▶ _Requirements_: Copy the rows from the first line up to and including the line containing "service-item: Exams xyxy=(72,538,147,556)", renaming "check-icon" to "tick-icon" and leaving everything else unchanged.

--- start Material shown ---

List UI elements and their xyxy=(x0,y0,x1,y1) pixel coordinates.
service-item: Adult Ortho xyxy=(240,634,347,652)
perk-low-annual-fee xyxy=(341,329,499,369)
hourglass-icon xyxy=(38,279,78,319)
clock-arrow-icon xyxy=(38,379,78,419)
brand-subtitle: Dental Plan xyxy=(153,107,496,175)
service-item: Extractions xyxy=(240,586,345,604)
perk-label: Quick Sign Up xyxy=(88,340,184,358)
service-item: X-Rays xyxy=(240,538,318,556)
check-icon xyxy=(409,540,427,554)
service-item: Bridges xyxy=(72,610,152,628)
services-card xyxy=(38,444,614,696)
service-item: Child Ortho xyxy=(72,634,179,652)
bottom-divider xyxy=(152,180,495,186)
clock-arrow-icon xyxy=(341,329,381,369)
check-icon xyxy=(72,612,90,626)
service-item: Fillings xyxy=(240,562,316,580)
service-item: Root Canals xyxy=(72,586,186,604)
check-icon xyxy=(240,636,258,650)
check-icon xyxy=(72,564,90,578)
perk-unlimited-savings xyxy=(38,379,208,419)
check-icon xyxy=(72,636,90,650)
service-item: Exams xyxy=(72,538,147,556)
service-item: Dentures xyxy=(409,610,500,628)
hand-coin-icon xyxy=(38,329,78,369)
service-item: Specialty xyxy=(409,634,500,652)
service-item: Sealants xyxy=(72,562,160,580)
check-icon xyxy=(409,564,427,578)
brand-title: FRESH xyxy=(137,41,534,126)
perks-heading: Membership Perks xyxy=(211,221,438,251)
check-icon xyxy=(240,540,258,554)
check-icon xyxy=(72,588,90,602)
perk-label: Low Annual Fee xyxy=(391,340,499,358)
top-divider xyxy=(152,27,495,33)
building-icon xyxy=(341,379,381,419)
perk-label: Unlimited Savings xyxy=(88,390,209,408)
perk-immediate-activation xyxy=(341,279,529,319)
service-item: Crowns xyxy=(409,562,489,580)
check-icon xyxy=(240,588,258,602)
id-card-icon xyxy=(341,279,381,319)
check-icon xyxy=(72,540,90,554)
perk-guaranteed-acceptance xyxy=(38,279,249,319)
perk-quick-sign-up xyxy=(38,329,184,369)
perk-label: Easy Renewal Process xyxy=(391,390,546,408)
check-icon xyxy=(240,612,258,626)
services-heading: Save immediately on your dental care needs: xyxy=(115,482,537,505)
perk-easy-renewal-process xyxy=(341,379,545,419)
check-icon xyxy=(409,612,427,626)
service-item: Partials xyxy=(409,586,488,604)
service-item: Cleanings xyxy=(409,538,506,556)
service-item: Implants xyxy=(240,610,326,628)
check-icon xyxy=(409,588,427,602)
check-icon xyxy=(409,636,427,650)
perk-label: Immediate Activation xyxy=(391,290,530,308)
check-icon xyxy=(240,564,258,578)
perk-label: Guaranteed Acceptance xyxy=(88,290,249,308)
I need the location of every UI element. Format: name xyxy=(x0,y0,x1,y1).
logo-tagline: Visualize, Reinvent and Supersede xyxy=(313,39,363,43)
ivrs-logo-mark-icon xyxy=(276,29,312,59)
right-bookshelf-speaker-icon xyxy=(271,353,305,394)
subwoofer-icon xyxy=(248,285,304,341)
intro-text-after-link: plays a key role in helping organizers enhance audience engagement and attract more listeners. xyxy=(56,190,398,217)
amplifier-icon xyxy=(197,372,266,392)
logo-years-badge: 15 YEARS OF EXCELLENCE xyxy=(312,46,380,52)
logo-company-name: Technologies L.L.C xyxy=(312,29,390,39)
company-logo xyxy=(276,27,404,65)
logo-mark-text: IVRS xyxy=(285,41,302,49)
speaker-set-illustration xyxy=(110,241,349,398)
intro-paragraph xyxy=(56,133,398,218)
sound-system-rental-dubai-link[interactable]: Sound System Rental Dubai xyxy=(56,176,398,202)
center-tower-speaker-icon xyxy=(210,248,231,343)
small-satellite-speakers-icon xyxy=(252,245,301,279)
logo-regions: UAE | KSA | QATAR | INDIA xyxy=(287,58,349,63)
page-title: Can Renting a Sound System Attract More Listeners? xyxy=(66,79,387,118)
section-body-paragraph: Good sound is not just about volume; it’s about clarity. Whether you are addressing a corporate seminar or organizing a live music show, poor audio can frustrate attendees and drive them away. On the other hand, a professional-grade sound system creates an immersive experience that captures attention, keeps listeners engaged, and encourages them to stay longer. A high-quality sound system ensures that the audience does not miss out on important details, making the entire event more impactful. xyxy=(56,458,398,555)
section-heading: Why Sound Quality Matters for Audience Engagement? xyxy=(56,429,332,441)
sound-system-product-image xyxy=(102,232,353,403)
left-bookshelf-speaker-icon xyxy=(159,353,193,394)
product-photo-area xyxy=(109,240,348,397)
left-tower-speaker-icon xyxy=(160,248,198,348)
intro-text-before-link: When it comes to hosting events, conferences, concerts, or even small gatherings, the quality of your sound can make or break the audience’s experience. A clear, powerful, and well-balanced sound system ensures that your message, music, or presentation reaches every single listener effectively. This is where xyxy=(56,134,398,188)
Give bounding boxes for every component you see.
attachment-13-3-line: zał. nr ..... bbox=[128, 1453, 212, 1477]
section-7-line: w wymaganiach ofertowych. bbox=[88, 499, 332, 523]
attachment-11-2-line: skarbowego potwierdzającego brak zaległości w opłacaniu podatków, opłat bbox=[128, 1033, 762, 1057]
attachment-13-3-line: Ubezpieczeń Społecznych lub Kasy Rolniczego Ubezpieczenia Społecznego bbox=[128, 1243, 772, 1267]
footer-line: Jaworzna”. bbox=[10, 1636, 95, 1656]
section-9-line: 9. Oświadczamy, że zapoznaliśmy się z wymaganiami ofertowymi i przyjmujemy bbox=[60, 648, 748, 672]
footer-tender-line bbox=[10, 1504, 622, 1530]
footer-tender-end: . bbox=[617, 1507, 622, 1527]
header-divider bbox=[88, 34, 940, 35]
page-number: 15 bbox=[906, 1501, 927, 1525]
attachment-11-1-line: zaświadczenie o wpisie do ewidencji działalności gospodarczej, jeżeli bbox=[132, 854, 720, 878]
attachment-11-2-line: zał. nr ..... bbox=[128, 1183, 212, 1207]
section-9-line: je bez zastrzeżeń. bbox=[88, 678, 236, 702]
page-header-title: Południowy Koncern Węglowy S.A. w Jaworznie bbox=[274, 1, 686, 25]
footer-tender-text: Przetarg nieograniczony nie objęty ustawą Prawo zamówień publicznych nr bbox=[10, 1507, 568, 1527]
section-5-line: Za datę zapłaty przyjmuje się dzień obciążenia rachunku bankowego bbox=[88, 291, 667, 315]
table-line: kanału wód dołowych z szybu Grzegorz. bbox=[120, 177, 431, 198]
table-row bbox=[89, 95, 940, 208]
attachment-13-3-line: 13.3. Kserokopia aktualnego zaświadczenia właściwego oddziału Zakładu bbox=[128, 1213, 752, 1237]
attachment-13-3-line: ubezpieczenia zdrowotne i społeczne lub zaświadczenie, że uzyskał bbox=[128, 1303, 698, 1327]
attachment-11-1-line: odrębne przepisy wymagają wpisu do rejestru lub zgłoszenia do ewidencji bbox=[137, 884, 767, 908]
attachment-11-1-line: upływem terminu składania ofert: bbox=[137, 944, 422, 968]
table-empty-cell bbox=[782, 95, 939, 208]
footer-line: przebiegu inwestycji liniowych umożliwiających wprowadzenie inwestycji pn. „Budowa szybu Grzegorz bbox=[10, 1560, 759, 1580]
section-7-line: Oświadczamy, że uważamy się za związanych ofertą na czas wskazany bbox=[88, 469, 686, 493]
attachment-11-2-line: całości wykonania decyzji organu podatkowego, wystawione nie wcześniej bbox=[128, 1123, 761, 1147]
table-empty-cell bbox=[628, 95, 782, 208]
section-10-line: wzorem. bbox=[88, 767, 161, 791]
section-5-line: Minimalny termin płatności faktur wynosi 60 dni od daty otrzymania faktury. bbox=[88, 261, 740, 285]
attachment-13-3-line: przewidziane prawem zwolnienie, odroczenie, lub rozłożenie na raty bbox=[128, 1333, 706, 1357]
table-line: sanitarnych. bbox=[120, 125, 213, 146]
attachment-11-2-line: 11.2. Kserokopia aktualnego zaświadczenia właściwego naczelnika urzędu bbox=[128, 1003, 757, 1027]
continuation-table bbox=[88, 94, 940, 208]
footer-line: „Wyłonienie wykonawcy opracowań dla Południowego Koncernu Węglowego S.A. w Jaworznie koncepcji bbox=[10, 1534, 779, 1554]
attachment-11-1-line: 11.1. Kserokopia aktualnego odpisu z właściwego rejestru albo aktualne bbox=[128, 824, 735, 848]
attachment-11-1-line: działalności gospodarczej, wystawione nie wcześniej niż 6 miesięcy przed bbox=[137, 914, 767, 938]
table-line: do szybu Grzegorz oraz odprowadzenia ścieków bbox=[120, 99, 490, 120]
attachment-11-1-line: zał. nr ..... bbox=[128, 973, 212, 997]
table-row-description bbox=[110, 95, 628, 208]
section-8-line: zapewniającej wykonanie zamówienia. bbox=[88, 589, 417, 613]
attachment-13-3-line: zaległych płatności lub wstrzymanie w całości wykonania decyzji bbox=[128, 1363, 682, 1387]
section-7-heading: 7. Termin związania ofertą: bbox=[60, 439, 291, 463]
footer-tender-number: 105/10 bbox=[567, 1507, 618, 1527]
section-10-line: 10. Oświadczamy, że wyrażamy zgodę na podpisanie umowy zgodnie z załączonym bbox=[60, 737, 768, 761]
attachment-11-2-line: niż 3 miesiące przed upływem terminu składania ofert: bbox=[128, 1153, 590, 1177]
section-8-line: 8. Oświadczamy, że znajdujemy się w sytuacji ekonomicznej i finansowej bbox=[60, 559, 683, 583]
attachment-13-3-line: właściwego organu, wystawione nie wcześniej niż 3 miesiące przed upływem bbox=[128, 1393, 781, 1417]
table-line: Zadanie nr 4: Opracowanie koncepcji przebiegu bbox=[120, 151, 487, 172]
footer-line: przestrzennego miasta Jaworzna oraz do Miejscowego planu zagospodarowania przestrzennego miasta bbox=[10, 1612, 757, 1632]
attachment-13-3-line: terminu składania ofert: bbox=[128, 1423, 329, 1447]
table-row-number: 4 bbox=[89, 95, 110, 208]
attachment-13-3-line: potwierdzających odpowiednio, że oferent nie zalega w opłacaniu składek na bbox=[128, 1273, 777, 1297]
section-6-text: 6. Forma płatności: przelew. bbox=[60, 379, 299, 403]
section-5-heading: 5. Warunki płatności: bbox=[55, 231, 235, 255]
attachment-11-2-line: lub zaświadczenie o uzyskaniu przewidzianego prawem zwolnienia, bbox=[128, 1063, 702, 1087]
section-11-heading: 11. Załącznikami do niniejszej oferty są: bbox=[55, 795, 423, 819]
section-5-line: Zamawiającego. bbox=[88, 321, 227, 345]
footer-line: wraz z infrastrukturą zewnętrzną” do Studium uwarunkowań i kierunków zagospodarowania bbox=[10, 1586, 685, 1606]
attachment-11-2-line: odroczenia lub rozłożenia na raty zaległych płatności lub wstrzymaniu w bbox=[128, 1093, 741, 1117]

--- end Material shown ---

▶ _Written answer_:
List UI elements and their xyxy=(x0,y0,x1,y1) pixel coordinates.
service-item: Adult Ortho xyxy=(240,634,347,652)
perk-low-annual-fee xyxy=(341,329,499,369)
hourglass-icon xyxy=(38,279,78,319)
clock-arrow-icon xyxy=(38,379,78,419)
brand-subtitle: Dental Plan xyxy=(153,107,496,175)
service-item: Extractions xyxy=(240,586,345,604)
perk-label: Quick Sign Up xyxy=(88,340,184,358)
service-item: X-Rays xyxy=(240,538,318,556)
tick-icon xyxy=(409,540,427,554)
service-item: Bridges xyxy=(72,610,152,628)
services-card xyxy=(38,444,614,696)
service-item: Child Ortho xyxy=(72,634,179,652)
bottom-divider xyxy=(152,180,495,186)
clock-arrow-icon xyxy=(341,329,381,369)
tick-icon xyxy=(72,612,90,626)
service-item: Fillings xyxy=(240,562,316,580)
service-item: Root Canals xyxy=(72,586,186,604)
tick-icon xyxy=(240,636,258,650)
tick-icon xyxy=(72,564,90,578)
perk-unlimited-savings xyxy=(38,379,208,419)
tick-icon xyxy=(72,636,90,650)
service-item: Exams xyxy=(72,538,147,556)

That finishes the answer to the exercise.